-- start of MATERIAL FOR THIS TASK --

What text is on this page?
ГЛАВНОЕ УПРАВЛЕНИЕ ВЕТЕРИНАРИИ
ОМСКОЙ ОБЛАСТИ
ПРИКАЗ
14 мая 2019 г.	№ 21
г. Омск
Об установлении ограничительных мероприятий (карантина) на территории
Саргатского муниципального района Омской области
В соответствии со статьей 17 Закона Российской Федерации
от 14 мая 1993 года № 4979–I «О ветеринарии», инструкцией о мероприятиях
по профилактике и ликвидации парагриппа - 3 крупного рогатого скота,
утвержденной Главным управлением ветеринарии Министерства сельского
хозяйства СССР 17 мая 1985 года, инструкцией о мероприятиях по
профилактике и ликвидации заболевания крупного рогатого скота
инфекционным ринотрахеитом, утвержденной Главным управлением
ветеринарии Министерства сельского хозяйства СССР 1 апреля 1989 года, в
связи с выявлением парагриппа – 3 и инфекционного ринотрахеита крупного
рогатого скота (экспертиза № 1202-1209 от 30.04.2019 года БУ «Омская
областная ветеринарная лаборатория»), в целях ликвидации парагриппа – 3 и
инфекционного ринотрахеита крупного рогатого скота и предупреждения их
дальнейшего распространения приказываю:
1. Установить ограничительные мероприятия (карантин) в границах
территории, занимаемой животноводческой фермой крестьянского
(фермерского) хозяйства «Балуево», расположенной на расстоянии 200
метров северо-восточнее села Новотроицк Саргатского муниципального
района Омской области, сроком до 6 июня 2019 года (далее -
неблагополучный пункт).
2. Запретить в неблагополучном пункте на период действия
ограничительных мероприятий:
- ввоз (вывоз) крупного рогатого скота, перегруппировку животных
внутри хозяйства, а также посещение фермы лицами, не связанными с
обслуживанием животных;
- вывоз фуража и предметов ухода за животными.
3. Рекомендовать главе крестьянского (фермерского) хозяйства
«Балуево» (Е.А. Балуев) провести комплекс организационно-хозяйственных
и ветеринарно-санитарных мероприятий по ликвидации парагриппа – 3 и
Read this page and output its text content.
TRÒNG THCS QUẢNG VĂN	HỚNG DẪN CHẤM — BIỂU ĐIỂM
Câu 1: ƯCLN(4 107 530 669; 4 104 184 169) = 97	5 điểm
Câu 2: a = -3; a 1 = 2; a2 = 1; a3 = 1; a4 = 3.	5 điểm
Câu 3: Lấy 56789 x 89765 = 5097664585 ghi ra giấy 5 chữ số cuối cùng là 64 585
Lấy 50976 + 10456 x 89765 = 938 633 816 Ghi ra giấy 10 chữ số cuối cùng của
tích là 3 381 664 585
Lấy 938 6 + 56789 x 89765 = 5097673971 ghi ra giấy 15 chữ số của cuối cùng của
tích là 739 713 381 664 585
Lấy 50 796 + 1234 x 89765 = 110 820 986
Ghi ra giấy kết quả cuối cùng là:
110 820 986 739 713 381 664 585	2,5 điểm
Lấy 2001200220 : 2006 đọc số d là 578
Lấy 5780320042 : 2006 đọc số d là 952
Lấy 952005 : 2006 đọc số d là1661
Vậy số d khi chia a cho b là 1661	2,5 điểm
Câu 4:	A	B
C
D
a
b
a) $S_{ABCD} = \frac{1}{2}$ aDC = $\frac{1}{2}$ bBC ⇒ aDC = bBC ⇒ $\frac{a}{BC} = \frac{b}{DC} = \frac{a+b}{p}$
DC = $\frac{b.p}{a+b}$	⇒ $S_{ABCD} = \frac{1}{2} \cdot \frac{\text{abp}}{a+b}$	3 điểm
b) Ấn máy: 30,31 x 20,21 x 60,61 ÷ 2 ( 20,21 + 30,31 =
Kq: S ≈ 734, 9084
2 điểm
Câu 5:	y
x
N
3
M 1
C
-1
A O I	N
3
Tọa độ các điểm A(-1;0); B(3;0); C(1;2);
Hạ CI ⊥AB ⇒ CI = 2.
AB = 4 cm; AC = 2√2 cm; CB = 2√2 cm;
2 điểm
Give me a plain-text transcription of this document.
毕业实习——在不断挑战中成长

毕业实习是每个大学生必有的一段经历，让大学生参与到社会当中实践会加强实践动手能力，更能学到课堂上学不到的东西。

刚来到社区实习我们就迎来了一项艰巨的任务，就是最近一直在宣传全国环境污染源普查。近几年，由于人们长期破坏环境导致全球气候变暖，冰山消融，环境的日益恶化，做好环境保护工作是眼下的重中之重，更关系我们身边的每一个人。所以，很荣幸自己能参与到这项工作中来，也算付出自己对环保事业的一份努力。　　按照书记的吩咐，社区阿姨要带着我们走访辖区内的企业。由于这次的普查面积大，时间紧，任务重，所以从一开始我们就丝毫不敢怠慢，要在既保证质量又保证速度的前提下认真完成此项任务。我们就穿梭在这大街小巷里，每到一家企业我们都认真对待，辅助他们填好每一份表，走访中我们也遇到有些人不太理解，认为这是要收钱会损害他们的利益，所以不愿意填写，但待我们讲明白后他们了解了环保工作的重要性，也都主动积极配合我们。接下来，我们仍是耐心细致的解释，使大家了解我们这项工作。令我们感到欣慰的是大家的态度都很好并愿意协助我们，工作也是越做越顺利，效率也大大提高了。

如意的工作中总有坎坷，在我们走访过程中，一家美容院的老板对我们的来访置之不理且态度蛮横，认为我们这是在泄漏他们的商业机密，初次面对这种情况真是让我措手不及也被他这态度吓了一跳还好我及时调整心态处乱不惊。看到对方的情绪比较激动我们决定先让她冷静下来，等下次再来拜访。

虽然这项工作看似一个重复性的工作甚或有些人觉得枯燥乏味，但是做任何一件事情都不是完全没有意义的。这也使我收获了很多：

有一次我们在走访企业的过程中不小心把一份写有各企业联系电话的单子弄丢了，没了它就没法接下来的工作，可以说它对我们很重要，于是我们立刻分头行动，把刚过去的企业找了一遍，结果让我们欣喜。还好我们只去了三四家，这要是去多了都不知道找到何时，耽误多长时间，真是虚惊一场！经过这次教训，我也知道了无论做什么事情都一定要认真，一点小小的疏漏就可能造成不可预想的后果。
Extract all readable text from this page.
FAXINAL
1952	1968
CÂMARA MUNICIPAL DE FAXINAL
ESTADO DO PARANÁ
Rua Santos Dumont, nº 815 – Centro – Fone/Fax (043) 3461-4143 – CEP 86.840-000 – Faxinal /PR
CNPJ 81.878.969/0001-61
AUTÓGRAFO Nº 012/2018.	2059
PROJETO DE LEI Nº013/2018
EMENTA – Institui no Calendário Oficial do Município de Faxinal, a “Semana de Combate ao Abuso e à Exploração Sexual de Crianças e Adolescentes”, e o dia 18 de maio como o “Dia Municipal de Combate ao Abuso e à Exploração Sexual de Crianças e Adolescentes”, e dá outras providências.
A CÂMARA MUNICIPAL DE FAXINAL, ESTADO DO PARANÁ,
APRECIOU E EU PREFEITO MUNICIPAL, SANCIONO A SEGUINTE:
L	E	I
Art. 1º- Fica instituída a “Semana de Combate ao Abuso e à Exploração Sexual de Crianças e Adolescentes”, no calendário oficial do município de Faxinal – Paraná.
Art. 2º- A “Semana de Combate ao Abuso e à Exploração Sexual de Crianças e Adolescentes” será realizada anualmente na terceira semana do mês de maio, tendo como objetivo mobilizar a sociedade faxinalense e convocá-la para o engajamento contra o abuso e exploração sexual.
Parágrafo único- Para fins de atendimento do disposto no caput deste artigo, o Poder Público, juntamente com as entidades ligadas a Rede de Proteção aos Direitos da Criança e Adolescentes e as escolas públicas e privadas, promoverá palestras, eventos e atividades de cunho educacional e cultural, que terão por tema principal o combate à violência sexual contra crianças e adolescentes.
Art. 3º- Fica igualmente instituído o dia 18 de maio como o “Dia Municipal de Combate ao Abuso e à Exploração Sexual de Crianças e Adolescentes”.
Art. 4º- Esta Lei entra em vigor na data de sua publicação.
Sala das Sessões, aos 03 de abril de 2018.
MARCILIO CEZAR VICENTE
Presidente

-- end of MATERIAL FOR THIS TASK --

_PROBLEM REQUIREMENTS_:
Read the data above and pull out each line that holds the string "como".

_FULL OUTPUT_:
EMENTA – Institui no Calendário Oficial do Município de Faxinal, a “Semana de Combate ao Abuso e à Exploração Sexual de Crianças e Adolescentes”, e o dia 18 de maio como o “Dia Municipal de Combate ao Abuso e à Exploração Sexual de Crianças e Adolescentes”, e dá outras providências.
Art. 2º- A “Semana de Combate ao Abuso e à Exploração Sexual de Crianças e Adolescentes” será realizada anualmente na terceira semana do mês de maio, tendo como objetivo mobilizar a sociedade faxinalense e convocá-la para o engajamento contra o abuso e exploração sexual.
Art. 3º- Fica igualmente instituído o dia 18 de maio como o “Dia Municipal de Combate ao Abuso e à Exploração Sexual de Crianças e Adolescentes”.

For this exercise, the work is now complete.